What needs to be done = Show every line in the records below that contains the word "text".
— START OF Records for this task —
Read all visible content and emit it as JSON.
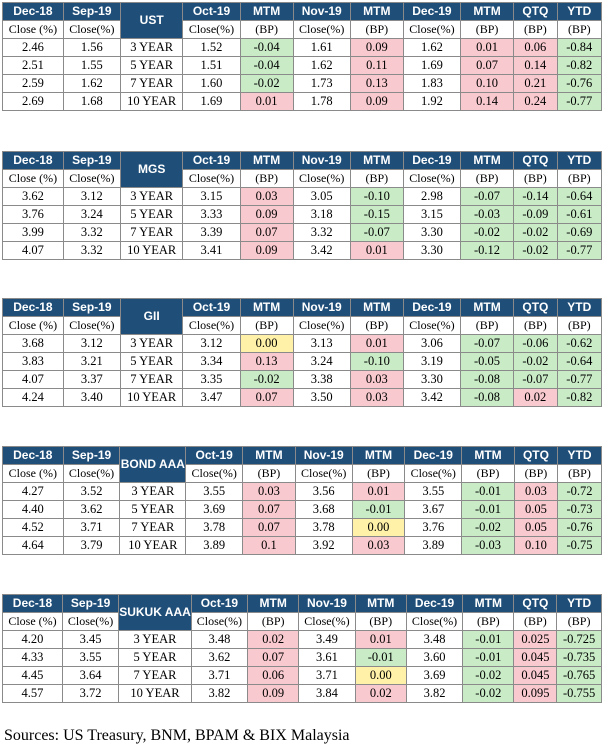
{
  "header": [
    "Dec-18",
    "Sep-19",
    "",
    "Oct-19",
    "MTM",
    "Nov-19",
    "MTM",
    "Dec-19",
    "MTM",
    "QTQ",
    "YTD"
  ],
  "subheader": [
    "Close (%)",
    "Close(%)",
    "",
    "Close(%)",
    "(BP)",
    "Close(%)",
    "(BP)",
    "Close(%)",
    "(BP)",
    "(BP)",
    "(BP)"
  ],
  "colors": {
    "header_bg": "#1f4e79",
    "name_bg": "#dde8f3",
    "positive": "#f8c9ce",
    "negative": "#c9ecc7",
    "zero": "#fff2a8"
  },
  "tables": [
    {
      "name": "UST",
      "rows": [
        [
          "2.46",
          "1.56",
          "3 YEAR",
          "1.52",
          "-0.04",
          "1.61",
          "0.09",
          "1.62",
          "0.01",
          "0.06",
          "-0.84"
        ],
        [
          "2.51",
          "1.55",
          "5 YEAR",
          "1.51",
          "-0.04",
          "1.62",
          "0.11",
          "1.69",
          "0.07",
          "0.14",
          "-0.82"
        ],
        [
          "2.59",
          "1.62",
          "7 YEAR",
          "1.60",
          "-0.02",
          "1.73",
          "0.13",
          "1.83",
          "0.10",
          "0.21",
          "-0.76"
        ],
        [
          "2.69",
          "1.68",
          "10 YEAR",
          "1.69",
          "0.01",
          "1.78",
          "0.09",
          "1.92",
          "0.14",
          "0.24",
          "-0.77"
        ]
      ]
    },
    {
      "name": "MGS",
      "rows": [
        [
          "3.62",
          "3.12",
          "3 YEAR",
          "3.15",
          "0.03",
          "3.05",
          "-0.10",
          "2.98",
          "-0.07",
          "-0.14",
          "-0.64"
        ],
        [
          "3.76",
          "3.24",
          "5 YEAR",
          "3.33",
          "0.09",
          "3.18",
          "-0.15",
          "3.15",
          "-0.03",
          "-0.09",
          "-0.61"
        ],
        [
          "3.99",
          "3.32",
          "7 YEAR",
          "3.39",
          "0.07",
          "3.32",
          "-0.07",
          "3.30",
          "-0.02",
          "-0.02",
          "-0.69"
        ],
        [
          "4.07",
          "3.32",
          "10 YEAR",
          "3.41",
          "0.09",
          "3.42",
          "0.01",
          "3.30",
          "-0.12",
          "-0.02",
          "-0.77"
        ]
      ]
    },
    {
      "name": "GII",
      "rows": [
        [
          "3.68",
          "3.12",
          "3 YEAR",
          "3.12",
          "0.00",
          "3.13",
          "0.01",
          "3.06",
          "-0.07",
          "-0.06",
          "-0.62"
        ],
        [
          "3.83",
          "3.21",
          "5 YEAR",
          "3.34",
          "0.13",
          "3.24",
          "-0.10",
          "3.19",
          "-0.05",
          "-0.02",
          "-0.64"
        ],
        [
          "4.07",
          "3.37",
          "7 YEAR",
          "3.35",
          "-0.02",
          "3.38",
          "0.03",
          "3.30",
          "-0.08",
          "-0.07",
          "-0.77"
        ],
        [
          "4.24",
          "3.40",
          "10 YEAR",
          "3.47",
          "0.07",
          "3.50",
          "0.03",
          "3.42",
          "-0.08",
          "0.02",
          "-0.82"
        ]
      ]
    },
    {
      "name": "BOND AAA",
      "rows": [
        [
          "4.27",
          "3.52",
          "3 YEAR",
          "3.55",
          "0.03",
          "3.56",
          "0.01",
          "3.55",
          "-0.01",
          "0.03",
          "-0.72"
        ],
        [
          "4.40",
          "3.62",
          "5 YEAR",
          "3.69",
          "0.07",
          "3.68",
          "-0.01",
          "3.67",
          "-0.01",
          "0.05",
          "-0.73"
        ],
        [
          "4.52",
          "3.71",
          "7 YEAR",
          "3.78",
          "0.07",
          "3.78",
          "0.00",
          "3.76",
          "-0.02",
          "0.05",
          "-0.76"
        ],
        [
          "4.64",
          "3.79",
          "10 YEAR",
          "3.89",
          "0.1",
          "3.92",
          "0.03",
          "3.89",
          "-0.03",
          "0.10",
          "-0.75"
        ]
      ]
    },
    {
      "name": "SUKUK AAA",
      "rows": [
        [
          "4.20",
          "3.45",
          "3 YEAR",
          "3.48",
          "0.02",
          "3.49",
          "0.01",
          "3.48",
          "-0.01",
          "0.025",
          "-0.725"
        ],
        [
          "4.33",
          "3.55",
          "5 YEAR",
          "3.62",
          "0.07",
          "3.61",
          "-0.01",
          "3.60",
          "-0.01",
          "0.045",
          "-0.735"
        ],
        [
          "4.45",
          "3.64",
          "7 YEAR",
          "3.71",
          "0.06",
          "3.71",
          "0.00",
          "3.69",
          "-0.02",
          "0.045",
          "-0.765"
        ],
        [
          "4.57",
          "3.72",
          "10 YEAR",
          "3.82",
          "0.09",
          "3.84",
          "0.02",
          "3.82",
          "-0.02",
          "0.095",
          "-0.755"
        ]
      ]
    }
  ],
  "source": "Sources: US Treasury, BNM, BPAM & BIX Malaysia"
}
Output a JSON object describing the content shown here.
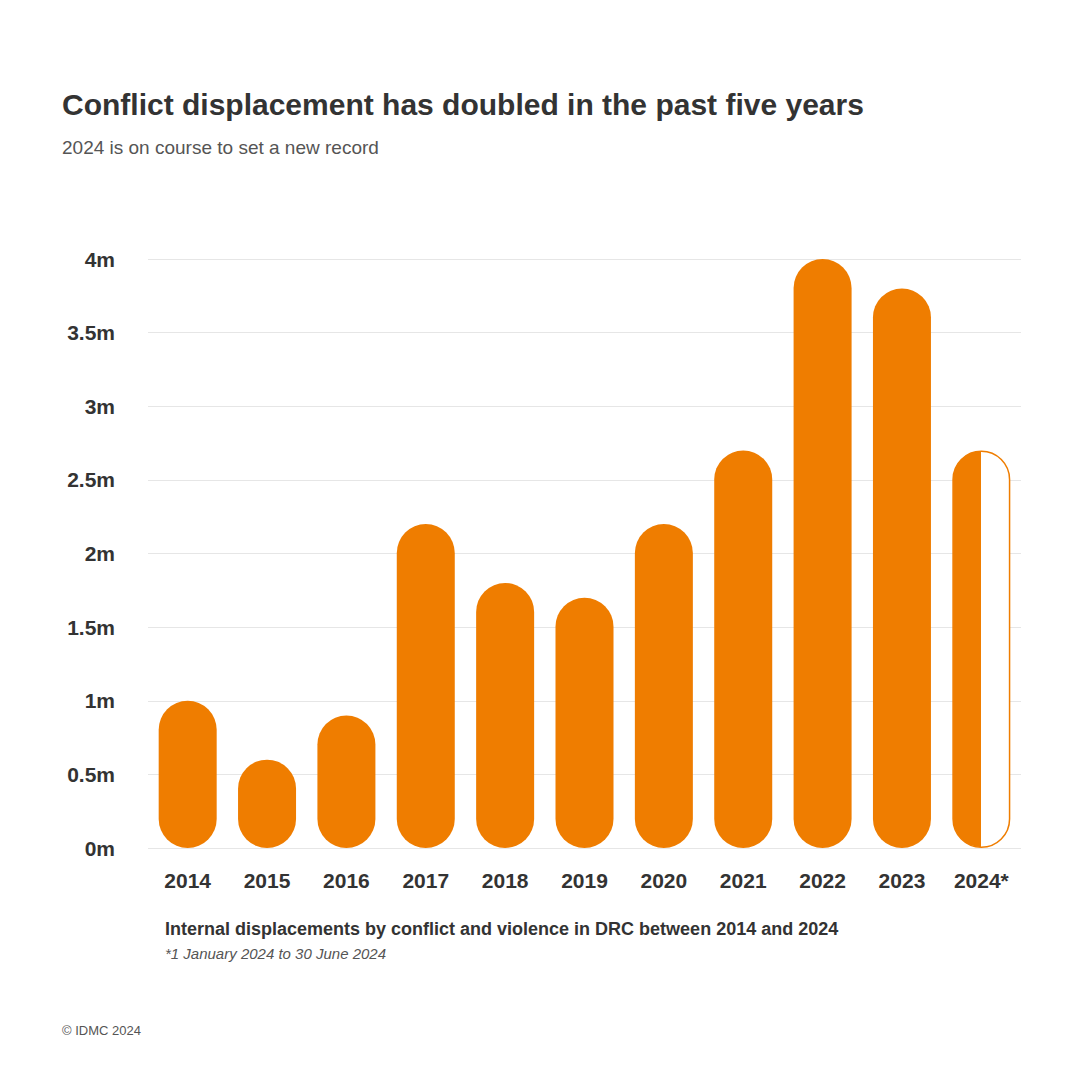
{
  "chart_data": {
    "type": "bar",
    "title": "Conflict displacement has doubled in the past five years",
    "subtitle": "2024 is on course to set a new record",
    "xlabel": "Internal displacements by conflict and violence in DRC between 2014 and 2024",
    "footnote": "*1 January 2024 to 30 June 2024",
    "source": "© IDMC 2024",
    "categories": [
      "2014",
      "2015",
      "2016",
      "2017",
      "2018",
      "2019",
      "2020",
      "2021",
      "2022",
      "2023",
      "2024*"
    ],
    "values": [
      1.0,
      0.6,
      0.9,
      2.2,
      1.8,
      1.7,
      2.2,
      2.7,
      4.0,
      3.8,
      2.7
    ],
    "color": "#ef7d00",
    "ylim": [
      0,
      4
    ],
    "yticks": [
      {
        "value": 0,
        "label": "0m"
      },
      {
        "value": 0.5,
        "label": "0.5m"
      },
      {
        "value": 1,
        "label": "1m"
      },
      {
        "value": 1.5,
        "label": "1.5m"
      },
      {
        "value": 2,
        "label": "2m"
      },
      {
        "value": 2.5,
        "label": "2.5m"
      },
      {
        "value": 3,
        "label": "3m"
      },
      {
        "value": 3.5,
        "label": "3.5m"
      },
      {
        "value": 4,
        "label": "4m"
      }
    ],
    "grid": true
  }
}
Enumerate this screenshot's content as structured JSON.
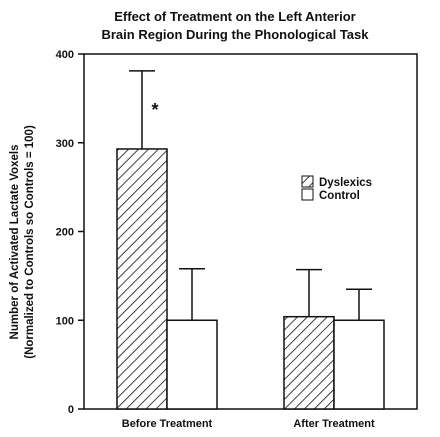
{
  "chart_data": {
    "type": "bar",
    "title_lines": [
      "Effect of Treatment on the Left Anterior",
      "Brain Region During the Phonological Task"
    ],
    "ylabel_lines": [
      "Number of Activated Lactate Voxels",
      "(Normalized to Controls so Controls = 100)"
    ],
    "xlabel": "",
    "categories": [
      "Before Treatment",
      "After Treatment"
    ],
    "ylim": [
      0,
      400
    ],
    "yticks": [
      0,
      100,
      200,
      300,
      400
    ],
    "series": [
      {
        "name": "Dyslexics",
        "values": [
          293,
          104
        ],
        "error": [
          88,
          53
        ],
        "fill": "hatched"
      },
      {
        "name": "Control",
        "values": [
          100,
          100
        ],
        "error": [
          58,
          35
        ],
        "fill": "white"
      }
    ],
    "annotations": [
      {
        "text": "*",
        "category": "Before Treatment",
        "series": "Dyslexics"
      }
    ],
    "legend_position": "right-middle",
    "grid": false
  }
}
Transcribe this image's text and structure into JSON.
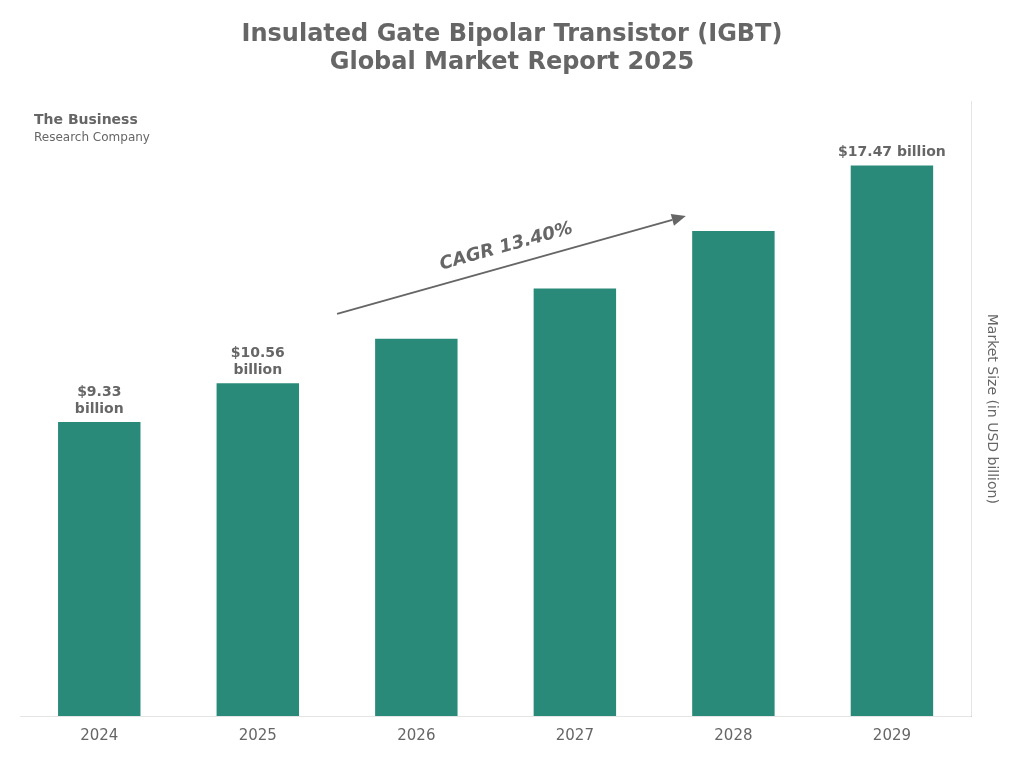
{
  "chart_data": {
    "type": "bar",
    "title": "Insulated Gate Bipolar Transistor (IGBT)\nGlobal Market Report 2025",
    "categories": [
      "2024",
      "2025",
      "2026",
      "2027",
      "2028",
      "2029"
    ],
    "values": [
      9.33,
      10.56,
      11.97,
      13.57,
      15.39,
      17.47
    ],
    "value_labels": [
      "$9.33\nbillion",
      "$10.56\nbillion",
      null,
      null,
      null,
      "$17.47 billion"
    ],
    "data_labels": true,
    "color": "#2a8a7a",
    "ylabel": "Market Size (in USD billion)",
    "ylim": [
      0,
      19.5
    ],
    "yticks": [],
    "tick_labels": "x",
    "grid": false,
    "annotations": [
      "CAGR 13.40%",
      "The Business\nResearch Company"
    ]
  }
}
— END OF Records for this task —
Task answer =
        "text": "*",
Transcribe this image's text and structure into JSON.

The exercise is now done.